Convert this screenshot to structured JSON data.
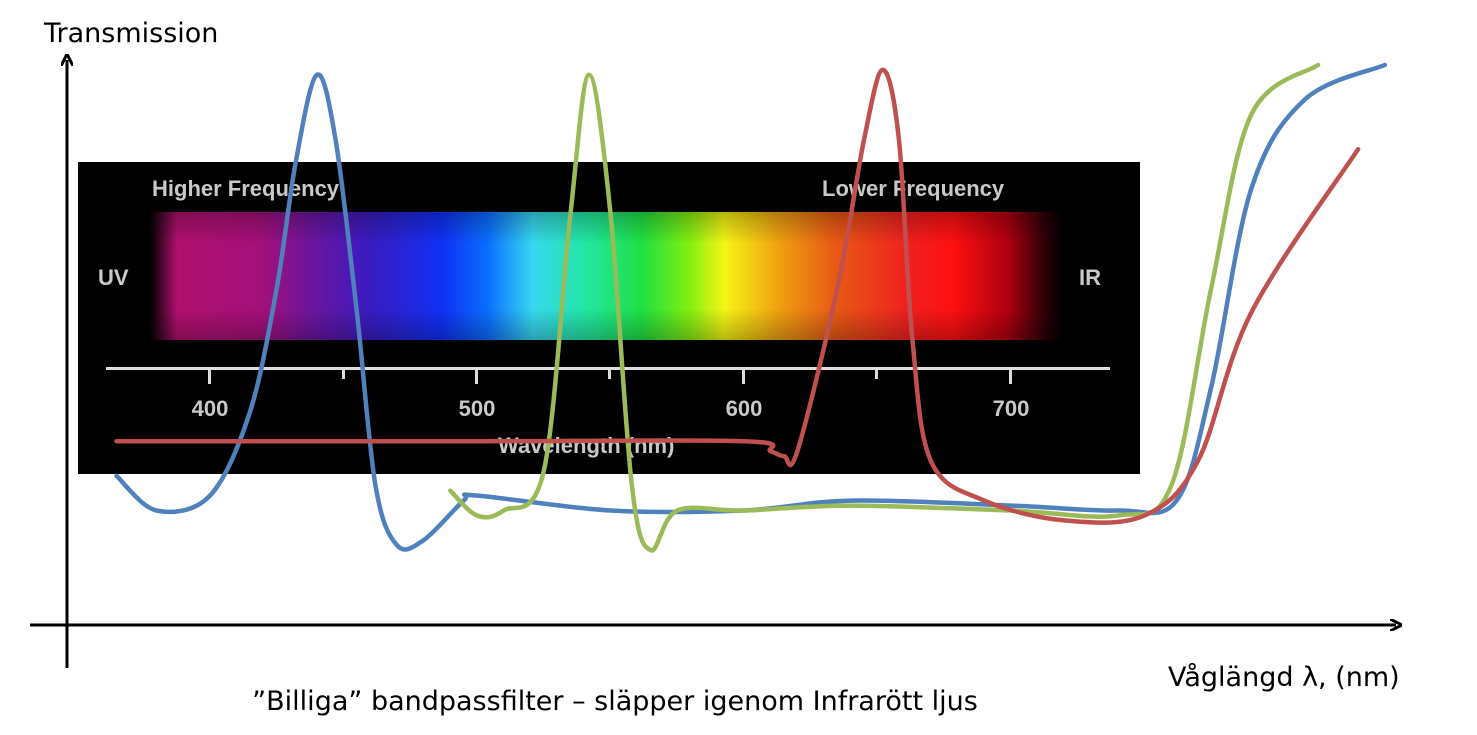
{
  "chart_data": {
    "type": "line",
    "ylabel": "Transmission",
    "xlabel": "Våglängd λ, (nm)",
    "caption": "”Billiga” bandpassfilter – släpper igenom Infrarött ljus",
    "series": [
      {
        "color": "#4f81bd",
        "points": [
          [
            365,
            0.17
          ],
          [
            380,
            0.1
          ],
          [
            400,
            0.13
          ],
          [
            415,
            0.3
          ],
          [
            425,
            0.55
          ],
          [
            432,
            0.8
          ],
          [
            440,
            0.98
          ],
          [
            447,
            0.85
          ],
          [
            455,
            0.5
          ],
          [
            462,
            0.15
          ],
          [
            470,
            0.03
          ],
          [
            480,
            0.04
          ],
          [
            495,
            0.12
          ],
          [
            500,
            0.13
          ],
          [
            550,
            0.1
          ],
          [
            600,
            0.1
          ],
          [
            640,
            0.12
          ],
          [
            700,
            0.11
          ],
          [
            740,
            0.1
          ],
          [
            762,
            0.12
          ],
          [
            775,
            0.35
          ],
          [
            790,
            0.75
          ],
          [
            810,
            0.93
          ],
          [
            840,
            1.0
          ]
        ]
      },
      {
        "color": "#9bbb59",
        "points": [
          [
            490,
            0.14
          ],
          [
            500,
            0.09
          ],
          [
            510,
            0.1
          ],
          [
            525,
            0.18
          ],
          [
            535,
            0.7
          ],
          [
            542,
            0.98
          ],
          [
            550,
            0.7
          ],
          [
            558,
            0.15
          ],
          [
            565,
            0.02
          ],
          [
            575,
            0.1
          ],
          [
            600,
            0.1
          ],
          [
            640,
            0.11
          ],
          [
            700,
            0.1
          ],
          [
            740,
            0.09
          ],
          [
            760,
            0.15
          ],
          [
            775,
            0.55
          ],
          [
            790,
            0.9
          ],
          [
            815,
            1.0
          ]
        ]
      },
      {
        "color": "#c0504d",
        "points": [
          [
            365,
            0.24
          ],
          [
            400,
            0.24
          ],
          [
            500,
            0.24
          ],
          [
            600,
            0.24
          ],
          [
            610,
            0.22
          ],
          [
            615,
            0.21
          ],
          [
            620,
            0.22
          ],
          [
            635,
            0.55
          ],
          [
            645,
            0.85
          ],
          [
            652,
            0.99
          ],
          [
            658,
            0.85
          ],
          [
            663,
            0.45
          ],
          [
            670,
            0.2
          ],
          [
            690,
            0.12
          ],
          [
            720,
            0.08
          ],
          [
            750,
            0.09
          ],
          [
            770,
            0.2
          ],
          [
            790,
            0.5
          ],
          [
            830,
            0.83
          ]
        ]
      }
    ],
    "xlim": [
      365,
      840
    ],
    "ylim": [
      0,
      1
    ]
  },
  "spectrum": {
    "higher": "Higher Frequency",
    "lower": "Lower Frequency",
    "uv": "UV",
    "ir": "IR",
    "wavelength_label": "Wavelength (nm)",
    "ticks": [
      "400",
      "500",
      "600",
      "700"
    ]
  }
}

◆ Exercise requirements ◆
Count how many lines of the records hold the string "color"; the answer is that number alone.

◆ Result for this task ◆
3